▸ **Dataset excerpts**

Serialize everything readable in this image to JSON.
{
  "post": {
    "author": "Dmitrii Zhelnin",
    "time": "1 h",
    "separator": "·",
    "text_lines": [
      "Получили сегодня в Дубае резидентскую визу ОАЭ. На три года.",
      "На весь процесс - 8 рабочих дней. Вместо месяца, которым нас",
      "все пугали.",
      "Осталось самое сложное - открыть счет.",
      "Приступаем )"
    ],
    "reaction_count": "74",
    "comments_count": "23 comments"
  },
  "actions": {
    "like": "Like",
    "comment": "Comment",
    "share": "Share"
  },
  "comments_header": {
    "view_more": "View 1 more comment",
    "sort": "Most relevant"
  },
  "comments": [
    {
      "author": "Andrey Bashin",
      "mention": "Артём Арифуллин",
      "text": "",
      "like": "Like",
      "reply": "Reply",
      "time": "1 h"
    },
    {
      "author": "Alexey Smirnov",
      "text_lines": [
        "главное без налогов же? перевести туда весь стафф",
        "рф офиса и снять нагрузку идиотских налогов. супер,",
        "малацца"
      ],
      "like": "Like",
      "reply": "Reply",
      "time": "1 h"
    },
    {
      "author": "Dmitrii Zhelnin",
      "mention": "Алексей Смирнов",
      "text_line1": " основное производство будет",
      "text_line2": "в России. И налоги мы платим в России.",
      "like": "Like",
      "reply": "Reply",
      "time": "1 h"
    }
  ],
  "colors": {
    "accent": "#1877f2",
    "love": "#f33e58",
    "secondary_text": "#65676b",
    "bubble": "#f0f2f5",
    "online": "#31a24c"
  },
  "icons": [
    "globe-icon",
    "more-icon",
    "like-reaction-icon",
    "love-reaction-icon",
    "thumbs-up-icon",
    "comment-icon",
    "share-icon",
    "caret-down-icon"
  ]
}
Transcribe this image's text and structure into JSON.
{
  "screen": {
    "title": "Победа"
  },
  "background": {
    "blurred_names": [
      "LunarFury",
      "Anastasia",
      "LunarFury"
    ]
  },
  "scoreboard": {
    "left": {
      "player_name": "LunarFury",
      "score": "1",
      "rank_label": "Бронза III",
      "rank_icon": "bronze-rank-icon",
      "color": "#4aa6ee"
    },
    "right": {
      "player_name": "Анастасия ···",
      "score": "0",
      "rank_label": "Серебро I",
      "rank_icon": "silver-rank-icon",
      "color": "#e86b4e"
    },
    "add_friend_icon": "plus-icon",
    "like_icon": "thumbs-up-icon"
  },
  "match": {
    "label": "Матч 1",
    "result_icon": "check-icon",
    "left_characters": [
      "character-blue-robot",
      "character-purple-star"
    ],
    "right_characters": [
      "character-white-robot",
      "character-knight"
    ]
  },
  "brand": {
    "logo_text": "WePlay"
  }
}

▸ **REQUIREMENTS**
Nothing in the data may differ; print all of it exactly as written.

▸ **REPLY**
Serialize everything readable in this image to JSON.
{
  "post": {
    "author": "Dmitrii Zhelnin",
    "time": "1 h",
    "separator": "·",
    "text_lines": [
      "Получили сегодня в Дубае резидентскую визу ОАЭ. На три года.",
      "На весь процесс - 8 рабочих дней. Вместо месяца, которым нас",
      "все пугали.",
      "Осталось самое сложное - открыть счет.",
      "Приступаем )"
    ],
    "reaction_count": "74",
    "comments_count": "23 comments"
  },
  "actions": {
    "like": "Like",
    "comment": "Comment",
    "share": "Share"
  },
  "comments_header": {
    "view_more": "View 1 more comment",
    "sort": "Most relevant"
  },
  "comments": [
    {
      "author": "Andrey Bashin",
      "mention": "Артём Арифуллин",
      "text": "",
      "like": "Like",
      "reply": "Reply",
      "time": "1 h"
    },
    {
      "author": "Alexey Smirnov",
      "text_lines": [
        "главное без налогов же? перевести туда весь стафф",
        "рф офиса и снять нагрузку идиотских налогов. супер,",
        "малацца"
      ],
      "like": "Like",
      "reply": "Reply",
      "time": "1 h"
    },
    {
      "author": "Dmitrii Zhelnin",
      "mention": "Алексей Смирнов",
      "text_line1": " основное производство будет",
      "text_line2": "в России. И налоги мы платим в России.",
      "like": "Like",
      "reply": "Reply",
      "time": "1 h"
    }
  ],
  "colors": {
    "accent": "#1877f2",
    "love": "#f33e58",
    "secondary_text": "#65676b",
    "bubble": "#f0f2f5",
    "online": "#31a24c"
  },
  "icons": [
    "globe-icon",
    "more-icon",
    "like-reaction-icon",
    "love-reaction-icon",
    "thumbs-up-icon",
    "comment-icon",
    "share-icon",
    "caret-down-icon"
  ]
}
Transcribe this image's text and structure into JSON.
{
  "screen": {
    "title": "Победа"
  },
  "background": {
    "blurred_names": [
      "LunarFury",
      "Anastasia",
      "LunarFury"
    ]
  },
  "scoreboard": {
    "left": {
      "player_name": "LunarFury",
      "score": "1",
      "rank_label": "Бронза III",
      "rank_icon": "bronze-rank-icon",
      "color": "#4aa6ee"
    },
    "right": {
      "player_name": "Анастасия ···",
      "score": "0",
      "rank_label": "Серебро I",
      "rank_icon": "silver-rank-icon",
      "color": "#e86b4e"
    },
    "add_friend_icon": "plus-icon",
    "like_icon": "thumbs-up-icon"
  },
  "match": {
    "label": "Матч 1",
    "result_icon": "check-icon",
    "left_characters": [
      "character-blue-robot",
      "character-purple-star"
    ],
    "right_characters": [
      "character-white-robot",
      "character-knight"
    ]
  },
  "brand": {
    "logo_text": "WePlay"
  }
}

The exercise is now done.